[Rows from a dataset]
[START]
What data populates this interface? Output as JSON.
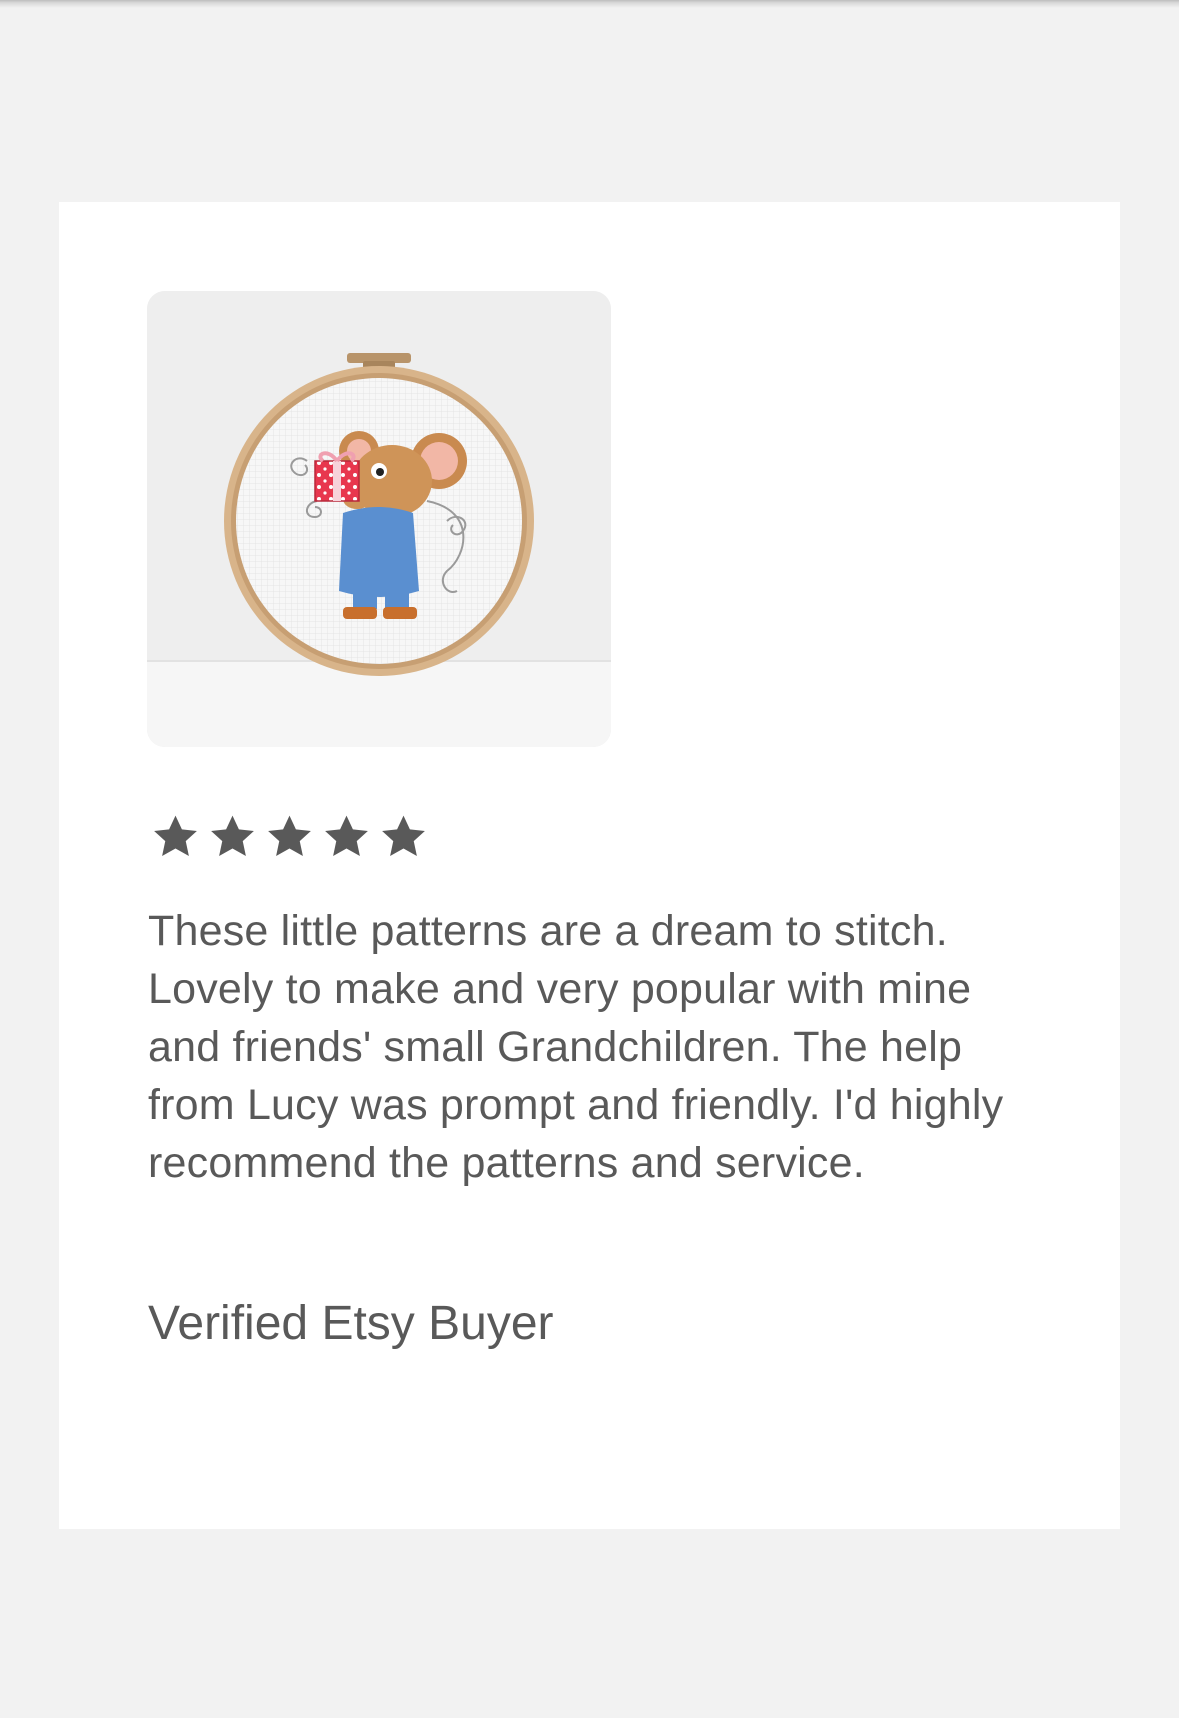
{
  "review": {
    "image_alt": "Cross stitch mouse holding a red polka dot gift in an embroidery hoop",
    "rating": 5,
    "rating_max": 5,
    "text": "These little patterns are a dream to stitch. Lovely to make and very popular with mine and friends' small Grandchildren. The help from Lucy was prompt and friendly. I'd highly recommend the patterns and service.",
    "author": "Verified Etsy Buyer",
    "star_icon": "star-icon"
  },
  "colors": {
    "page_background": "#f2f2f2",
    "card_background": "#ffffff",
    "text": "#595959",
    "star": "#595959"
  }
}
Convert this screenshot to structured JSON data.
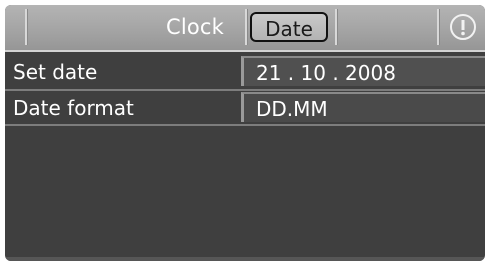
{
  "header": {
    "tabs": [
      {
        "label": "Clock",
        "selected": false
      },
      {
        "label": "Date",
        "selected": true
      }
    ],
    "info_icon": "info-icon"
  },
  "settings": {
    "rows": [
      {
        "label": "Set date",
        "value": "21 . 10 . 2008"
      },
      {
        "label": "Date format",
        "value": "DD.MM"
      }
    ]
  },
  "colors": {
    "background": "#3f3f3f",
    "header": "#a8a8a8",
    "selected_tab_border": "#111111",
    "text": "#ffffff"
  }
}
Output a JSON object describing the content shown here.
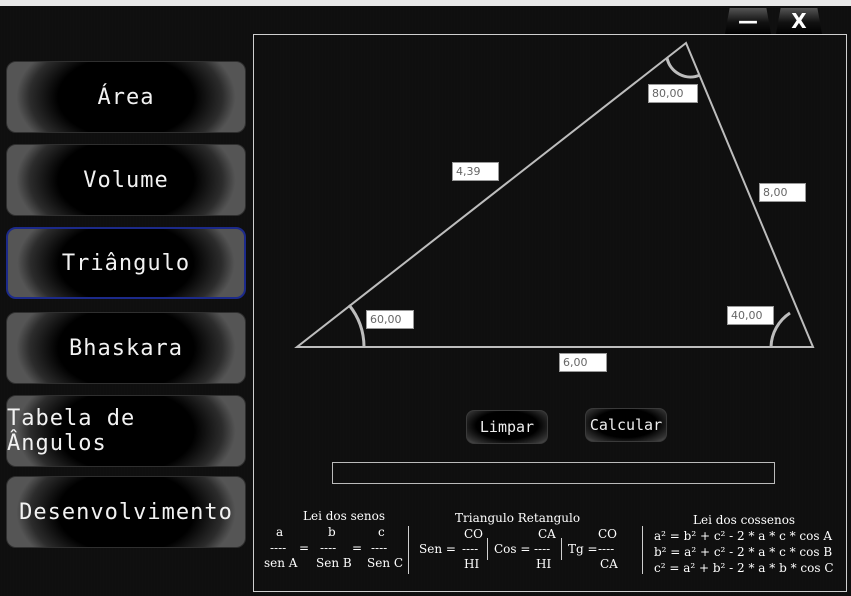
{
  "window": {
    "minimize_label": "—",
    "close_label": "X"
  },
  "nav": {
    "items": [
      {
        "label": "Área"
      },
      {
        "label": "Volume"
      },
      {
        "label": "Triângulo"
      },
      {
        "label": "Bhaskara"
      },
      {
        "label": "Tabela de Ângulos"
      },
      {
        "label": "Desenvolvimento"
      }
    ],
    "active": "Triângulo"
  },
  "triangle": {
    "side_left": "4,39",
    "side_right": "8,00",
    "side_bottom": "6,00",
    "angle_top": "80,00",
    "angle_left": "60,00",
    "angle_right": "40,00"
  },
  "actions": {
    "clear_label": "Limpar",
    "calc_label": "Calcular"
  },
  "result": {
    "value": ""
  },
  "formulas": {
    "senos": {
      "title": "Lei dos senos",
      "a": "a",
      "b": "b",
      "c": "c",
      "dash1": "----",
      "dash2": "----",
      "dash3": "----",
      "eq1": "=",
      "eq2": "=",
      "senA": "sen A",
      "senB": "Sen B",
      "senC": "Sen C"
    },
    "retangulo": {
      "title": "Triangulo Retangulo",
      "sen_label": "Sen =",
      "sen_num": "CO",
      "sen_dash": "----",
      "sen_den": "HI",
      "cos_label": "Cos =",
      "cos_num": "CA",
      "cos_dash": "----",
      "cos_den": "HI",
      "tg_label": "Tg =",
      "tg_num": "CO",
      "tg_dash": "----",
      "tg_den": "CA"
    },
    "cossenos": {
      "title": "Lei dos cossenos",
      "line1": "a² = b² + c² - 2 * a * c * cos A",
      "line2": "b² = a² + c² - 2 * a * c * cos B",
      "line3": "c² = a² + b² - 2 * a * b * cos C"
    }
  }
}
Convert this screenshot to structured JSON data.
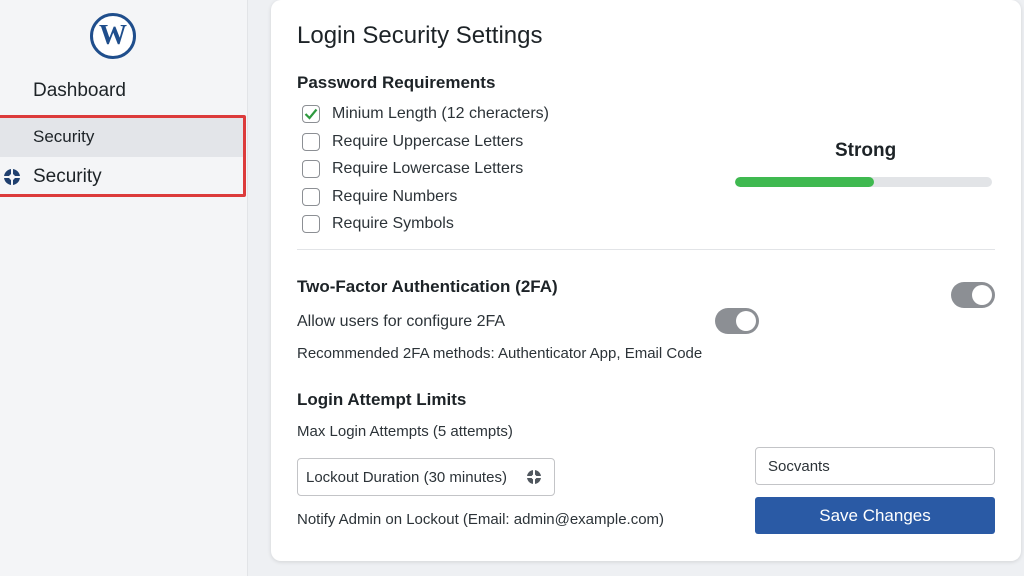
[END]
→ **AIM**:
Write every entry out again exactly, dropping the pictures.

→ **ANSWER BELOW**:
What data populates this interface? Output as JSON.
{
  "review": {
    "image_alt": "Cross stitch mouse holding a red polka dot gift in an embroidery hoop",
    "rating": 5,
    "rating_max": 5,
    "text": "These little patterns are a dream to stitch. Lovely to make and very popular with mine and friends' small Grandchildren. The help from Lucy was prompt and friendly. I'd highly recommend the patterns and service.",
    "author": "Verified Etsy Buyer",
    "star_icon": "star-icon"
  },
  "colors": {
    "page_background": "#f2f2f2",
    "card_background": "#ffffff",
    "text": "#595959",
    "star": "#595959"
  }
}
Convert this screenshot to structured JSON data.
{
  "header": {
    "tabs": [
      {
        "label": "Clock",
        "selected": false
      },
      {
        "label": "Date",
        "selected": true
      }
    ],
    "info_icon": "info-icon"
  },
  "settings": {
    "rows": [
      {
        "label": "Set date",
        "value": "21 . 10 . 2008"
      },
      {
        "label": "Date format",
        "value": "DD.MM"
      }
    ]
  },
  "colors": {
    "background": "#3f3f3f",
    "header": "#a8a8a8",
    "selected_tab_border": "#111111",
    "text": "#ffffff"
  }
}
Output a JSON object describing the content shown here.
{
  "window": {
    "minimize_label": "—",
    "close_label": "X"
  },
  "nav": {
    "items": [
      {
        "label": "Área"
      },
      {
        "label": "Volume"
      },
      {
        "label": "Triângulo"
      },
      {
        "label": "Bhaskara"
      },
      {
        "label": "Tabela de Ângulos"
      },
      {
        "label": "Desenvolvimento"
      }
    ],
    "active": "Triângulo"
  },
  "triangle": {
    "side_left": "4,39",
    "side_right": "8,00",
    "side_bottom": "6,00",
    "angle_top": "80,00",
    "angle_left": "60,00",
    "angle_right": "40,00"
  },
  "actions": {
    "clear_label": "Limpar",
    "calc_label": "Calcular"
  },
  "result": {
    "value": ""
  },
  "formulas": {
    "senos": {
      "title": "Lei dos senos",
      "a": "a",
      "b": "b",
      "c": "c",
      "dash1": "----",
      "dash2": "----",
      "dash3": "----",
      "eq1": "=",
      "eq2": "=",
      "senA": "sen A",
      "senB": "Sen B",
      "senC": "Sen C"
    },
    "retangulo": {
      "title": "Triangulo Retangulo",
      "sen_label": "Sen =",
      "sen_num": "CO",
      "sen_dash": "----",
      "sen_den": "HI",
      "cos_label": "Cos =",
      "cos_num": "CA",
      "cos_dash": "----",
      "cos_den": "HI",
      "tg_label": "Tg =",
      "tg_num": "CO",
      "tg_dash": "----",
      "tg_den": "CA"
    },
    "cossenos": {
      "title": "Lei dos cossenos",
      "line1": "a² = b² + c² - 2 * a * c * cos A",
      "line2": "b² = a² + c² - 2 * a * c * cos B",
      "line3": "c² = a² + b² - 2 * a * b * cos C"
    }
  }
}
Convert this screenshot to structured JSON data.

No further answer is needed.